──────── DATA FOR PROCESSING ────────

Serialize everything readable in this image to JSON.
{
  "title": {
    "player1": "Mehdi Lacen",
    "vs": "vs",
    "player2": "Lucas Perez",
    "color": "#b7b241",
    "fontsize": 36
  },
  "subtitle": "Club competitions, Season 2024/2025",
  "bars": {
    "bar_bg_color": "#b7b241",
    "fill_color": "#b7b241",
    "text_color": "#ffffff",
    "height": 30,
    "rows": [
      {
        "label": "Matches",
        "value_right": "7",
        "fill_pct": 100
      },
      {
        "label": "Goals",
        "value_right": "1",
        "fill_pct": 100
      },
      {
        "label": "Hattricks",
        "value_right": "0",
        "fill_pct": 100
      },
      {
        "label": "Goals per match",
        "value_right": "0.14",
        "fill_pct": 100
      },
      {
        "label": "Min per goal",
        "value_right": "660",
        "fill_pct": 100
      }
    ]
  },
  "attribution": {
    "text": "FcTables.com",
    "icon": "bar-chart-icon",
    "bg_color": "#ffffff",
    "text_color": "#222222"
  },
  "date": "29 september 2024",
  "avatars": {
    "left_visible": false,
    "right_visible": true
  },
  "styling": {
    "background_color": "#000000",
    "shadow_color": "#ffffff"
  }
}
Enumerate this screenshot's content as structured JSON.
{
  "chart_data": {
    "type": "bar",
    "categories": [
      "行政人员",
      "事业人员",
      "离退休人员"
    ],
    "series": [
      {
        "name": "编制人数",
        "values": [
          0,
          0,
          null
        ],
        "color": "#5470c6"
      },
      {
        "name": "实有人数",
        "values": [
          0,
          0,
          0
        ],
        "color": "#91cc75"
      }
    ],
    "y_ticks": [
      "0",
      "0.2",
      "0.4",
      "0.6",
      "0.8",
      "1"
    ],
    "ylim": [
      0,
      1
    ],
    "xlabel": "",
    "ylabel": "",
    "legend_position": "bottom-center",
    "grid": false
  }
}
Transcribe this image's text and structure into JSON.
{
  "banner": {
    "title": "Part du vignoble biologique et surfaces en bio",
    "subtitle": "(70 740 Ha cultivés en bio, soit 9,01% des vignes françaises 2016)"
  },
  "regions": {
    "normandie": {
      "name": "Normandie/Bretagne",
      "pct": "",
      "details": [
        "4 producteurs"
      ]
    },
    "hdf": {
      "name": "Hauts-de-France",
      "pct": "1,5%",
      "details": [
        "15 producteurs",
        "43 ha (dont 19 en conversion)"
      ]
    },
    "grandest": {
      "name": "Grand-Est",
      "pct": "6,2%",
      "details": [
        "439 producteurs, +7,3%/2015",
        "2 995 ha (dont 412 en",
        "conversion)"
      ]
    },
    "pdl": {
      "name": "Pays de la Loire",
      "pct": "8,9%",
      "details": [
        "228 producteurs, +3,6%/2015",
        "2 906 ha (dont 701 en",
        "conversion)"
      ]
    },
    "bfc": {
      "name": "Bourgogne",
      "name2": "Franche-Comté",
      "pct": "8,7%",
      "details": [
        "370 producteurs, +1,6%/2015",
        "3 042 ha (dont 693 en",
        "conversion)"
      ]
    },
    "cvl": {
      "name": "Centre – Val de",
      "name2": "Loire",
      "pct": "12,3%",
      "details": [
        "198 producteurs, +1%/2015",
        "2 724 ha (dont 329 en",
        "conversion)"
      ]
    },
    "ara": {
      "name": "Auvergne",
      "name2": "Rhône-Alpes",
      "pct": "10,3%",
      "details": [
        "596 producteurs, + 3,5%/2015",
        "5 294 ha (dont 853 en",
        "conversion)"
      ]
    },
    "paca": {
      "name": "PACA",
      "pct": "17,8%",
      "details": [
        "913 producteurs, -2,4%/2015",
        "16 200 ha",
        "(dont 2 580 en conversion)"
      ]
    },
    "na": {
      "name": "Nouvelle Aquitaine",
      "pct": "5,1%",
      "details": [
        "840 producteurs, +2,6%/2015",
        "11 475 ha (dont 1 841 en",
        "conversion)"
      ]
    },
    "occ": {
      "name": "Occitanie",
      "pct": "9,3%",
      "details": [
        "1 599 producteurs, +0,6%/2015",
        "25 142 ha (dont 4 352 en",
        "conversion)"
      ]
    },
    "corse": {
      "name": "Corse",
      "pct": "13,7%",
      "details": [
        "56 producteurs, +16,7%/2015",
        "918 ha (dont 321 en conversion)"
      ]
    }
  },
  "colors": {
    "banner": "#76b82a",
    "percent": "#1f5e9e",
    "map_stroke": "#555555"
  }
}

────────

WORK INSTRUCTIONS
Gather and return every line that holds the string "dont".

EXPECTED OUTPUT
        "43 ha (dont 19 en conversion)"
        "2 995 ha (dont 412 en",
        "2 906 ha (dont 701 en",
        "3 042 ha (dont 693 en",
        "2 724 ha (dont 329 en",
        "5 294 ha (dont 853 en",
        "(dont 2 580 en conversion)"
        "11 475 ha (dont 1 841 en",
        "25 142 ha (dont 4 352 en",
        "918 ha (dont 321 en conversion)"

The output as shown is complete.